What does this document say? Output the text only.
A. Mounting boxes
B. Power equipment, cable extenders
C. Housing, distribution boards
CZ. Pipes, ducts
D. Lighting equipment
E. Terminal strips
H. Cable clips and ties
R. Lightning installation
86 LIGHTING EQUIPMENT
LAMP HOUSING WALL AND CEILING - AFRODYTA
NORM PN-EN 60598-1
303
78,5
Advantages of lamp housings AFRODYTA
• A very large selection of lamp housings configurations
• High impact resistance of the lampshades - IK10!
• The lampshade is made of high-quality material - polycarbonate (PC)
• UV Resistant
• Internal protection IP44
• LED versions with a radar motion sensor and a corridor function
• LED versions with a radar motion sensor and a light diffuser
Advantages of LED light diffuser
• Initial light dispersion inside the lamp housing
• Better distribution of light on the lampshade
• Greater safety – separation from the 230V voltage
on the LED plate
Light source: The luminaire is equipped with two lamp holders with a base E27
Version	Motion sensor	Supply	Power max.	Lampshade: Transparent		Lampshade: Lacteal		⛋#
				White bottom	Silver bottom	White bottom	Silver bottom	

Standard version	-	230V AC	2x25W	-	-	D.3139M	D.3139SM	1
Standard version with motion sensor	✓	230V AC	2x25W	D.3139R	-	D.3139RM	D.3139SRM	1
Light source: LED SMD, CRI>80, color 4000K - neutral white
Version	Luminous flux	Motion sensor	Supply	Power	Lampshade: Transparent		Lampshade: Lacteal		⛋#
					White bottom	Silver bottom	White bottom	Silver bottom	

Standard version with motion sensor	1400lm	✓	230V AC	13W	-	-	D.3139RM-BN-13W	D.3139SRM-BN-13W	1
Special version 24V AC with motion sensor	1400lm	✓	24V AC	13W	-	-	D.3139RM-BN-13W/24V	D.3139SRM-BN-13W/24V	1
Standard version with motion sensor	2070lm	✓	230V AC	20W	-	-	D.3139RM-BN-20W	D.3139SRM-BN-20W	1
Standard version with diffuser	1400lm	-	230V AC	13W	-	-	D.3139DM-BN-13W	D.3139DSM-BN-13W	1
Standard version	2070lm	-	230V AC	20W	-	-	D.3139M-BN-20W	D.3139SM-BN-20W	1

────────────────

TASK TO COMPLETE
Reproduce the records above exactly as they appear.

RESPONSE FOR THIS EXERCISE
What does this document say? Output the text only.
A. Mounting boxes
B. Power equipment, cable extenders
C. Housing, distribution boards
CZ. Pipes, ducts
D. Lighting equipment
E. Terminal strips
H. Cable clips and ties
R. Lightning installation
86 LIGHTING EQUIPMENT
LAMP HOUSING WALL AND CEILING - AFRODYTA
NORM PN-EN 60598-1
303
78,5
Advantages of lamp housings AFRODYTA
• A very large selection of lamp housings configurations
• High impact resistance of the lampshades - IK10!
• The lampshade is made of high-quality material - polycarbonate (PC)
• UV Resistant
• Internal protection IP44
• LED versions with a radar motion sensor and a corridor function
• LED versions with a radar motion sensor and a light diffuser
Advantages of LED light diffuser
• Initial light dispersion inside the lamp housing
• Better distribution of light on the lampshade
• Greater safety – separation from the 230V voltage
on the LED plate
Light source: The luminaire is equipped with two lamp holders with a base E27
Version	Motion sensor	Supply	Power max.	Lampshade: Transparent		Lampshade: Lacteal		⛋#
				White bottom	Silver bottom	White bottom	Silver bottom	

Standard version	-	230V AC	2x25W	-	-	D.3139M	D.3139SM	1
Standard version with motion sensor	✓	230V AC	2x25W	D.3139R	-	D.3139RM	D.3139SRM	1
Light source: LED SMD, CRI>80, color 4000K - neutral white
Version	Luminous flux	Motion sensor	Supply	Power	Lampshade: Transparent		Lampshade: Lacteal		⛋#
					White bottom	Silver bottom	White bottom	Silver bottom	

Standard version with motion sensor	1400lm	✓	230V AC	13W	-	-	D.3139RM-BN-13W	D.3139SRM-BN-13W	1
Special version 24V AC with motion sensor	1400lm	✓	24V AC	13W	-	-	D.3139RM-BN-13W/24V	D.3139SRM-BN-13W/24V	1
Standard version with motion sensor	2070lm	✓	230V AC	20W	-	-	D.3139RM-BN-20W	D.3139SRM-BN-20W	1
Standard version with diffuser	1400lm	-	230V AC	13W	-	-	D.3139DM-BN-13W	D.3139DSM-BN-13W	1
Standard version	2070lm	-	230V AC	20W	-	-	D.3139M-BN-20W	D.3139SM-BN-20W	1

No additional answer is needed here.